> _GOAL_
The listing below must be repeated word for word, with its images excluded.

> _Figure data in JSON_

####

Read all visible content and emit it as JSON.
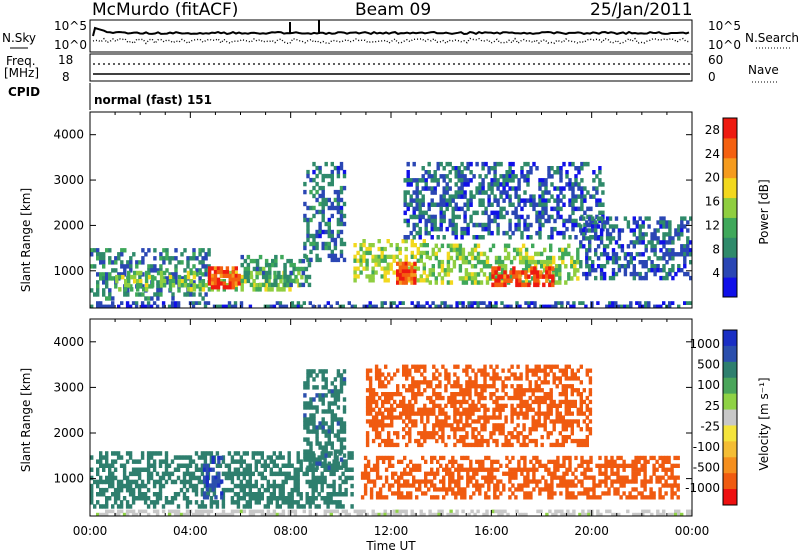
{
  "header": {
    "title": "McMurdo (fitACF)",
    "beam": "Beam 09",
    "date": "25/Jan/2011"
  },
  "status_panels": {
    "nsky_label": "N.Sky",
    "nsearch_label": "N.Search",
    "noise_ticks_left": [
      "10^5",
      "10^0"
    ],
    "noise_ticks_right": [
      "10^5",
      "10^0"
    ],
    "freq_label": "Freq.",
    "freq_unit": "[MHz]",
    "freq_ticks": [
      "18",
      "8"
    ],
    "nave_label": "Nave",
    "nave_ticks": [
      "60",
      "0"
    ],
    "cpid_label": "CPID",
    "cpid_text": "normal (fast) 151"
  },
  "colors": {
    "power_scale": [
      "#1010e8",
      "#2a46b4",
      "#2f8a6a",
      "#3fa85a",
      "#8fce40",
      "#f2d81e",
      "#f59b1e",
      "#f46010",
      "#ee1a10"
    ],
    "velocity_scale": [
      "#ee1010",
      "#f05b10",
      "#f58f1e",
      "#f4bd34",
      "#f5e43c",
      "#c8c8c8",
      "#8fd245",
      "#4aa55a",
      "#2e7f6e",
      "#2b4fad",
      "#1a2fc4"
    ]
  },
  "chart_data": [
    {
      "type": "heatmap",
      "name": "power-panel",
      "xlabel": "",
      "ylabel": "Slant Range [km]",
      "x_ticks": [
        "00:00",
        "04:00",
        "08:00",
        "12:00",
        "16:00",
        "20:00",
        "00:00"
      ],
      "xlim_hours": [
        0,
        24
      ],
      "ylim_km": [
        180,
        4500
      ],
      "y_ticks": [
        1000,
        2000,
        3000,
        4000
      ],
      "colorbar": {
        "label": "Power [dB]",
        "ticks": [
          4,
          8,
          12,
          16,
          20,
          24,
          28
        ],
        "range": [
          0,
          30
        ]
      },
      "echo_regions": [
        {
          "t0": 0.0,
          "t1": 4.8,
          "r0": 350,
          "r1": 1500,
          "level": 8
        },
        {
          "t0": 1.0,
          "t1": 8.5,
          "r0": 550,
          "r1": 1000,
          "level": 14
        },
        {
          "t0": 4.7,
          "t1": 6.0,
          "r0": 600,
          "r1": 1100,
          "level": 26
        },
        {
          "t0": 6.0,
          "t1": 8.8,
          "r0": 650,
          "r1": 1350,
          "level": 10
        },
        {
          "t0": 8.5,
          "t1": 10.2,
          "r0": 1200,
          "r1": 3400,
          "level": 7
        },
        {
          "t0": 10.5,
          "t1": 13.5,
          "r0": 750,
          "r1": 1700,
          "level": 16
        },
        {
          "t0": 12.2,
          "t1": 13.0,
          "r0": 700,
          "r1": 1200,
          "level": 26
        },
        {
          "t0": 13.5,
          "t1": 19.5,
          "r0": 700,
          "r1": 1600,
          "level": 14
        },
        {
          "t0": 16.0,
          "t1": 18.5,
          "r0": 650,
          "r1": 1100,
          "level": 27
        },
        {
          "t0": 12.5,
          "t1": 20.5,
          "r0": 1700,
          "r1": 3400,
          "level": 6
        },
        {
          "t0": 19.5,
          "t1": 24.0,
          "r0": 800,
          "r1": 2200,
          "level": 6
        },
        {
          "t0": 0.0,
          "t1": 24.0,
          "r0": 180,
          "r1": 330,
          "level": 5
        }
      ]
    },
    {
      "type": "heatmap",
      "name": "velocity-panel",
      "xlabel": "Time UT",
      "ylabel": "Slant Range [km]",
      "x_ticks": [
        "00:00",
        "04:00",
        "08:00",
        "12:00",
        "16:00",
        "20:00",
        "00:00"
      ],
      "xlim_hours": [
        0,
        24
      ],
      "ylim_km": [
        180,
        4500
      ],
      "y_ticks": [
        1000,
        2000,
        3000,
        4000
      ],
      "colorbar": {
        "label": "Velocity [m s⁻¹]",
        "ticks": [
          1000,
          500,
          100,
          25,
          -25,
          -100,
          -500,
          -1000
        ]
      },
      "echo_regions": [
        {
          "t0": 0.0,
          "t1": 10.5,
          "r0": 350,
          "r1": 1600,
          "velocity": 300
        },
        {
          "t0": 4.5,
          "t1": 5.3,
          "r0": 550,
          "r1": 1500,
          "velocity": 800
        },
        {
          "t0": 8.5,
          "t1": 10.2,
          "r0": 1200,
          "r1": 3400,
          "velocity": 400
        },
        {
          "t0": 10.8,
          "t1": 23.5,
          "r0": 550,
          "r1": 1500,
          "velocity": -300
        },
        {
          "t0": 11.0,
          "t1": 20.0,
          "r0": 1700,
          "r1": 3500,
          "velocity": -200
        },
        {
          "t0": 0.0,
          "t1": 24.0,
          "r0": 180,
          "r1": 320,
          "velocity": 20
        }
      ]
    }
  ]
}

####

> _WRITTEN ANSWER_
Read all visible content and emit it as JSON.
{
  "header": {
    "title": "McMurdo (fitACF)",
    "beam": "Beam 09",
    "date": "25/Jan/2011"
  },
  "status_panels": {
    "nsky_label": "N.Sky",
    "nsearch_label": "N.Search",
    "noise_ticks_left": [
      "10^5",
      "10^0"
    ],
    "noise_ticks_right": [
      "10^5",
      "10^0"
    ],
    "freq_label": "Freq.",
    "freq_unit": "[MHz]",
    "freq_ticks": [
      "18",
      "8"
    ],
    "nave_label": "Nave",
    "nave_ticks": [
      "60",
      "0"
    ],
    "cpid_label": "CPID",
    "cpid_text": "normal (fast) 151"
  },
  "colors": {
    "power_scale": [
      "#1010e8",
      "#2a46b4",
      "#2f8a6a",
      "#3fa85a",
      "#8fce40",
      "#f2d81e",
      "#f59b1e",
      "#f46010",
      "#ee1a10"
    ],
    "velocity_scale": [
      "#ee1010",
      "#f05b10",
      "#f58f1e",
      "#f4bd34",
      "#f5e43c",
      "#c8c8c8",
      "#8fd245",
      "#4aa55a",
      "#2e7f6e",
      "#2b4fad",
      "#1a2fc4"
    ]
  },
  "chart_data": [
    {
      "type": "heatmap",
      "name": "power-panel",
      "xlabel": "",
      "ylabel": "Slant Range [km]",
      "x_ticks": [
        "00:00",
        "04:00",
        "08:00",
        "12:00",
        "16:00",
        "20:00",
        "00:00"
      ],
      "xlim_hours": [
        0,
        24
      ],
      "ylim_km": [
        180,
        4500
      ],
      "y_ticks": [
        1000,
        2000,
        3000,
        4000
      ],
      "colorbar": {
        "label": "Power [dB]",
        "ticks": [
          4,
          8,
          12,
          16,
          20,
          24,
          28
        ],
        "range": [
          0,
          30
        ]
      },
      "echo_regions": [
        {
          "t0": 0.0,
          "t1": 4.8,
          "r0": 350,
          "r1": 1500,
          "level": 8
        },
        {
          "t0": 1.0,
          "t1": 8.5,
          "r0": 550,
          "r1": 1000,
          "level": 14
        },
        {
          "t0": 4.7,
          "t1": 6.0,
          "r0": 600,
          "r1": 1100,
          "level": 26
        },
        {
          "t0": 6.0,
          "t1": 8.8,
          "r0": 650,
          "r1": 1350,
          "level": 10
        },
        {
          "t0": 8.5,
          "t1": 10.2,
          "r0": 1200,
          "r1": 3400,
          "level": 7
        },
        {
          "t0": 10.5,
          "t1": 13.5,
          "r0": 750,
          "r1": 1700,
          "level": 16
        },
        {
          "t0": 12.2,
          "t1": 13.0,
          "r0": 700,
          "r1": 1200,
          "level": 26
        },
        {
          "t0": 13.5,
          "t1": 19.5,
          "r0": 700,
          "r1": 1600,
          "level": 14
        },
        {
          "t0": 16.0,
          "t1": 18.5,
          "r0": 650,
          "r1": 1100,
          "level": 27
        },
        {
          "t0": 12.5,
          "t1": 20.5,
          "r0": 1700,
          "r1": 3400,
          "level": 6
        },
        {
          "t0": 19.5,
          "t1": 24.0,
          "r0": 800,
          "r1": 2200,
          "level": 6
        },
        {
          "t0": 0.0,
          "t1": 24.0,
          "r0": 180,
          "r1": 330,
          "level": 5
        }
      ]
    },
    {
      "type": "heatmap",
      "name": "velocity-panel",
      "xlabel": "Time UT",
      "ylabel": "Slant Range [km]",
      "x_ticks": [
        "00:00",
        "04:00",
        "08:00",
        "12:00",
        "16:00",
        "20:00",
        "00:00"
      ],
      "xlim_hours": [
        0,
        24
      ],
      "ylim_km": [
        180,
        4500
      ],
      "y_ticks": [
        1000,
        2000,
        3000,
        4000
      ],
      "colorbar": {
        "label": "Velocity [m s⁻¹]",
        "ticks": [
          1000,
          500,
          100,
          25,
          -25,
          -100,
          -500,
          -1000
        ]
      },
      "echo_regions": [
        {
          "t0": 0.0,
          "t1": 10.5,
          "r0": 350,
          "r1": 1600,
          "velocity": 300
        },
        {
          "t0": 4.5,
          "t1": 5.3,
          "r0": 550,
          "r1": 1500,
          "velocity": 800
        },
        {
          "t0": 8.5,
          "t1": 10.2,
          "r0": 1200,
          "r1": 3400,
          "velocity": 400
        },
        {
          "t0": 10.8,
          "t1": 23.5,
          "r0": 550,
          "r1": 1500,
          "velocity": -300
        },
        {
          "t0": 11.0,
          "t1": 20.0,
          "r0": 1700,
          "r1": 3500,
          "velocity": -200
        },
        {
          "t0": 0.0,
          "t1": 24.0,
          "r0": 180,
          "r1": 320,
          "velocity": 20
        }
      ]
    }
  ]
}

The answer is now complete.